### WHAT IS NEEDED
What do the lines from the one containing "Extract all readable text from this page." through the end of the entries say? Quote them exactly, and only them.

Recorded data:
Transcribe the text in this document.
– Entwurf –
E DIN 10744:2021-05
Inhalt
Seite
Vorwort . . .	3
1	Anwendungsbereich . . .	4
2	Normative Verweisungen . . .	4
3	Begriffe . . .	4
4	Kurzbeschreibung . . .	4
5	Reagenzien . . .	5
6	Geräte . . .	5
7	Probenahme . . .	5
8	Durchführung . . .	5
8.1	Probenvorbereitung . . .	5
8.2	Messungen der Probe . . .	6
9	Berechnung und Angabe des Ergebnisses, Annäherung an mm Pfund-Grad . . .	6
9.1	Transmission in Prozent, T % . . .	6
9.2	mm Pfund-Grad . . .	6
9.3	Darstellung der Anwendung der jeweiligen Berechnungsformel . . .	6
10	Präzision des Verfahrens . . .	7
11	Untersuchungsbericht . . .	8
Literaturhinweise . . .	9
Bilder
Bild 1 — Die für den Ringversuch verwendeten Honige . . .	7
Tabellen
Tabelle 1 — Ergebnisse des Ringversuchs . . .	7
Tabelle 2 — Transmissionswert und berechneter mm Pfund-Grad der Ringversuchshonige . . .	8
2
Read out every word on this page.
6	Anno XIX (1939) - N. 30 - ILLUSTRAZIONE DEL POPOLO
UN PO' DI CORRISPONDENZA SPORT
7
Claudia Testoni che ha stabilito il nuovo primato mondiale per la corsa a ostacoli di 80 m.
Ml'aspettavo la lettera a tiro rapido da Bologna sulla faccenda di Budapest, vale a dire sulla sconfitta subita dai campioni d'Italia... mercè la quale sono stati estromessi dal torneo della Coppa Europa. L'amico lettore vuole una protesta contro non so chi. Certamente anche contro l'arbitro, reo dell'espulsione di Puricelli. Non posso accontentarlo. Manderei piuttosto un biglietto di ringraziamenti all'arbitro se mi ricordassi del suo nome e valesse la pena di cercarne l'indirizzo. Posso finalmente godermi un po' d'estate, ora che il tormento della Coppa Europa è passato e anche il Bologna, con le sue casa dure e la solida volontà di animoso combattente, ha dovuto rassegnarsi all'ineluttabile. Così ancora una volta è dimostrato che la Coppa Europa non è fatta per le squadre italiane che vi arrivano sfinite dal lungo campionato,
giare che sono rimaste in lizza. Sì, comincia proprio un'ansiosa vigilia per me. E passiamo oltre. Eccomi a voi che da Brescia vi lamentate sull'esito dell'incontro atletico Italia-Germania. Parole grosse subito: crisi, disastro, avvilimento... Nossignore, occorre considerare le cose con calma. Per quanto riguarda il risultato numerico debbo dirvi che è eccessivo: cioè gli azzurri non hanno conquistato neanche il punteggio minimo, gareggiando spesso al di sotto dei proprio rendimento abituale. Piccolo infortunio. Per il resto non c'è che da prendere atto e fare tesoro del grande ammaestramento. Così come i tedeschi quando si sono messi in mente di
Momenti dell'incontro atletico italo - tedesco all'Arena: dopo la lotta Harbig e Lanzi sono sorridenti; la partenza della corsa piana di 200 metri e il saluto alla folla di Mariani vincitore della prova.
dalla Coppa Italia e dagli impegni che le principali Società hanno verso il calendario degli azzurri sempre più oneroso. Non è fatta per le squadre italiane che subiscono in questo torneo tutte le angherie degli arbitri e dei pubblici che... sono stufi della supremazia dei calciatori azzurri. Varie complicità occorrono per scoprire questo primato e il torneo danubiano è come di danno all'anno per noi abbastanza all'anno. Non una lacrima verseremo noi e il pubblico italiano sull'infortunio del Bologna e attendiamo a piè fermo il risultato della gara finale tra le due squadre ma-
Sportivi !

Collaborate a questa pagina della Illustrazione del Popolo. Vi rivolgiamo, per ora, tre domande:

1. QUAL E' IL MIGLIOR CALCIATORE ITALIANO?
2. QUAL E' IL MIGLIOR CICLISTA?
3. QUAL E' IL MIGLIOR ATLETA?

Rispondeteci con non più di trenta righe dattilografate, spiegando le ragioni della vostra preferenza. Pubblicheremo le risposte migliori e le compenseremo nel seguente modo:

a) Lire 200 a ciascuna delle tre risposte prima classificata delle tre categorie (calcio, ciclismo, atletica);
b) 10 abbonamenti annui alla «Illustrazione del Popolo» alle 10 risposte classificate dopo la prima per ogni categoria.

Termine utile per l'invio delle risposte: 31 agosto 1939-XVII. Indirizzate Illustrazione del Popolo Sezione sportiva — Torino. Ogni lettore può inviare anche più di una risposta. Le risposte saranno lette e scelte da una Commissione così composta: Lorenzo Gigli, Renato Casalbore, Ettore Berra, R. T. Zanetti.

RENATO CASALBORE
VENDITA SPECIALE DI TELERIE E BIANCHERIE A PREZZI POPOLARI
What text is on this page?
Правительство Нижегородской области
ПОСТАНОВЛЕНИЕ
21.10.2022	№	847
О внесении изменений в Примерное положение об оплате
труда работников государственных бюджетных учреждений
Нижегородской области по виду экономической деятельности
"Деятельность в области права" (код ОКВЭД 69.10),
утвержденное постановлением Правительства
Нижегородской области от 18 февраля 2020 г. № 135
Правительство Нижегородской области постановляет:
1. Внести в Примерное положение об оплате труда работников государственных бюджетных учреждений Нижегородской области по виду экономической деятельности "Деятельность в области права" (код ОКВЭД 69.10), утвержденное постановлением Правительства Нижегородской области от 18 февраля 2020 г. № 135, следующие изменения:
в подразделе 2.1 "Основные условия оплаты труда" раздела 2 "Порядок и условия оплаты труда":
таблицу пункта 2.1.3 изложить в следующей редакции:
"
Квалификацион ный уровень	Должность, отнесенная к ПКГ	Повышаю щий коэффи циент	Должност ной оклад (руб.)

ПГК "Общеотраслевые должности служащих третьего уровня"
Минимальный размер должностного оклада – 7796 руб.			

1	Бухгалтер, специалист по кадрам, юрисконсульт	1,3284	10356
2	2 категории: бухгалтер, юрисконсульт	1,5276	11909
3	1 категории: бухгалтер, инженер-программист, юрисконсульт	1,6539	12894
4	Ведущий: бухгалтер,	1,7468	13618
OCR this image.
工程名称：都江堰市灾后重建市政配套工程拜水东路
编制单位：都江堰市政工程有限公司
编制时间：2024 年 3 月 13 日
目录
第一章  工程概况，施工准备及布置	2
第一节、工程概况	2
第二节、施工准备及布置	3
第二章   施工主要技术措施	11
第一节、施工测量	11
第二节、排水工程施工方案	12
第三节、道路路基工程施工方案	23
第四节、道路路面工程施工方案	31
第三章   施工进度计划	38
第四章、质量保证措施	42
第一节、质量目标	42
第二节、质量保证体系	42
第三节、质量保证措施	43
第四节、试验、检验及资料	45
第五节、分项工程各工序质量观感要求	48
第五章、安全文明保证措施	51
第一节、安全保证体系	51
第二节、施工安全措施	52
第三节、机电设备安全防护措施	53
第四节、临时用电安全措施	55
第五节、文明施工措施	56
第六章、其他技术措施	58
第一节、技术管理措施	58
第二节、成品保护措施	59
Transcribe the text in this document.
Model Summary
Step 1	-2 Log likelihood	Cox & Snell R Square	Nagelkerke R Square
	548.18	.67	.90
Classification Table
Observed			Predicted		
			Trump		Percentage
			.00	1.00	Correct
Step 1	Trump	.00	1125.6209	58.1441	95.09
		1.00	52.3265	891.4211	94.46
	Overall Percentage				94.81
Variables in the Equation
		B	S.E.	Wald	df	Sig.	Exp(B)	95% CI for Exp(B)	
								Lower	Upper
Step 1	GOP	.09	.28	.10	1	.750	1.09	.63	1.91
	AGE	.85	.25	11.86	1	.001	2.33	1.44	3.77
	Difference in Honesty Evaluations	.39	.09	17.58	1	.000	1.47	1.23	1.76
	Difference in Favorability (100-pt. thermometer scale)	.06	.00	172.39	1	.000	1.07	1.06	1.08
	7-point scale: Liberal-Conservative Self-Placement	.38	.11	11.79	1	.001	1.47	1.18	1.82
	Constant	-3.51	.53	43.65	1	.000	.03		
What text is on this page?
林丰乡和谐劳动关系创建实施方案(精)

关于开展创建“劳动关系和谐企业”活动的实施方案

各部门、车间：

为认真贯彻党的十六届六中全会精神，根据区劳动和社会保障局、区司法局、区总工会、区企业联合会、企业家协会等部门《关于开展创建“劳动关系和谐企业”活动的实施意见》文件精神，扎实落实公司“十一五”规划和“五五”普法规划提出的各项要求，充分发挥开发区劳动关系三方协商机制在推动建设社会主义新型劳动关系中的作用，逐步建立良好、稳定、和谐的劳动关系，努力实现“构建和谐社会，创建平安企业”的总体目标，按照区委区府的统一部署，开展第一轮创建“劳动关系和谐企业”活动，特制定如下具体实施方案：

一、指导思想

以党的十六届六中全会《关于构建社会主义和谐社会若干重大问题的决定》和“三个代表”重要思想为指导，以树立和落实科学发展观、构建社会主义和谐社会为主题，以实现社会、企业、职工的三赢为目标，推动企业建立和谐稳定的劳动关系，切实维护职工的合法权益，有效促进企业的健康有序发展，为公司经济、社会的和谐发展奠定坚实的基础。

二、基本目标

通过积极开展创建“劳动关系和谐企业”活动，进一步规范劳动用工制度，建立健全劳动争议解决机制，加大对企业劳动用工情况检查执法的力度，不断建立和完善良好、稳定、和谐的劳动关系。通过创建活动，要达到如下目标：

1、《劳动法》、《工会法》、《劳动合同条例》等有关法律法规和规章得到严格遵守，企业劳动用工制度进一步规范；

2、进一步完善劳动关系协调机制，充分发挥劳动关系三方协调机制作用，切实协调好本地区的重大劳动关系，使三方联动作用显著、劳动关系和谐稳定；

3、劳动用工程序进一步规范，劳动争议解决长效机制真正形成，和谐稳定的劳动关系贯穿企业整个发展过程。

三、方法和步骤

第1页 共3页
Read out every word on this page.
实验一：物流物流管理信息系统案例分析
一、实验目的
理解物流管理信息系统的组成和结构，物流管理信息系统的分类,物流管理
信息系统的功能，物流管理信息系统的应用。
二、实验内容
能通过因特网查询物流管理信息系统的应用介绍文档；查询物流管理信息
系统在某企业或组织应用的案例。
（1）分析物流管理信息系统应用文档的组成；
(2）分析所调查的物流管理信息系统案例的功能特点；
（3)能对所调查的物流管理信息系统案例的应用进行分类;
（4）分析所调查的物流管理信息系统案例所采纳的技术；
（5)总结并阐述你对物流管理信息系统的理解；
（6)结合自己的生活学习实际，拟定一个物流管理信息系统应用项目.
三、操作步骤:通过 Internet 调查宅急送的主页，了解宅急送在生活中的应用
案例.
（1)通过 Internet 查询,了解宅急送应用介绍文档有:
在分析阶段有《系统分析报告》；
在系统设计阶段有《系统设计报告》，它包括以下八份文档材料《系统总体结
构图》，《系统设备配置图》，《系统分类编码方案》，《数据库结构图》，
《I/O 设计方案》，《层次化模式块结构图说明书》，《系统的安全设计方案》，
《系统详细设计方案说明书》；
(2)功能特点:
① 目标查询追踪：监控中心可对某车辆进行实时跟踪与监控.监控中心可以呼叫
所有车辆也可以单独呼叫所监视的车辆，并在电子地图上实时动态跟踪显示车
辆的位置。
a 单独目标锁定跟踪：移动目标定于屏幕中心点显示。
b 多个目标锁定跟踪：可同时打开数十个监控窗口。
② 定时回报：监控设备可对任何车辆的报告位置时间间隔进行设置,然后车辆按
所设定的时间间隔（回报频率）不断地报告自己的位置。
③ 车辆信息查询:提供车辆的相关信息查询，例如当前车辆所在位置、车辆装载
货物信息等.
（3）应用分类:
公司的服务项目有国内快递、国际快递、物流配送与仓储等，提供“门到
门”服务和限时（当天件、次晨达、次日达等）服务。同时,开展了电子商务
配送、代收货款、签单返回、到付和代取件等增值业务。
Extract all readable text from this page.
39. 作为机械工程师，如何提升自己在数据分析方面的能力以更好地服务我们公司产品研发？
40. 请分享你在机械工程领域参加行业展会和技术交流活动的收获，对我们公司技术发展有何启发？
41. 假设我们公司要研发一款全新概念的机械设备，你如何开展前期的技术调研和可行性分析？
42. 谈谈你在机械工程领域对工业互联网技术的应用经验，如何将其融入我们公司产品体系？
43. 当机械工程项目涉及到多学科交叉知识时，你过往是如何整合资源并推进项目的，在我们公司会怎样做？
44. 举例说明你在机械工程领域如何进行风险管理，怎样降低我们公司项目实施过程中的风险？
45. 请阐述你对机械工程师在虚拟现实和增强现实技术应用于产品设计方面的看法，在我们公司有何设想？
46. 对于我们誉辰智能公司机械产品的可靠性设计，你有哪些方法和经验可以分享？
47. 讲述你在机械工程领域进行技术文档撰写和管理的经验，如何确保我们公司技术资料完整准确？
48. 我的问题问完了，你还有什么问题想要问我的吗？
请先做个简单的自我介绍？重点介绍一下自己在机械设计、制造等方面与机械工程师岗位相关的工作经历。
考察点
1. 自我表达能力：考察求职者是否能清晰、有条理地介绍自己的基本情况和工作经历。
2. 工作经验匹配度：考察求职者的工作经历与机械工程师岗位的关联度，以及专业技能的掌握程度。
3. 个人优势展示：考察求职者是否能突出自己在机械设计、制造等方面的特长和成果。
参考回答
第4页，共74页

### FULL ANSWER
Extract all readable text from this page.
39. 作为机械工程师，如何提升自己在数据分析方面的能力以更好地服务我们公司产品研发？
40. 请分享你在机械工程领域参加行业展会和技术交流活动的收获，对我们公司技术发展有何启发？
41. 假设我们公司要研发一款全新概念的机械设备，你如何开展前期的技术调研和可行性分析？
42. 谈谈你在机械工程领域对工业互联网技术的应用经验，如何将其融入我们公司产品体系？
43. 当机械工程项目涉及到多学科交叉知识时，你过往是如何整合资源并推进项目的，在我们公司会怎样做？
44. 举例说明你在机械工程领域如何进行风险管理，怎样降低我们公司项目实施过程中的风险？
45. 请阐述你对机械工程师在虚拟现实和增强现实技术应用于产品设计方面的看法，在我们公司有何设想？
46. 对于我们誉辰智能公司机械产品的可靠性设计，你有哪些方法和经验可以分享？
47. 讲述你在机械工程领域进行技术文档撰写和管理的经验，如何确保我们公司技术资料完整准确？
48. 我的问题问完了，你还有什么问题想要问我的吗？
请先做个简单的自我介绍？重点介绍一下自己在机械设计、制造等方面与机械工程师岗位相关的工作经历。
考察点
1. 自我表达能力：考察求职者是否能清晰、有条理地介绍自己的基本情况和工作经历。
2. 工作经验匹配度：考察求职者的工作经历与机械工程师岗位的关联度，以及专业技能的掌握程度。
3. 个人优势展示：考察求职者是否能突出自己在机械设计、制造等方面的特长和成果。
参考回答
第4页，共74页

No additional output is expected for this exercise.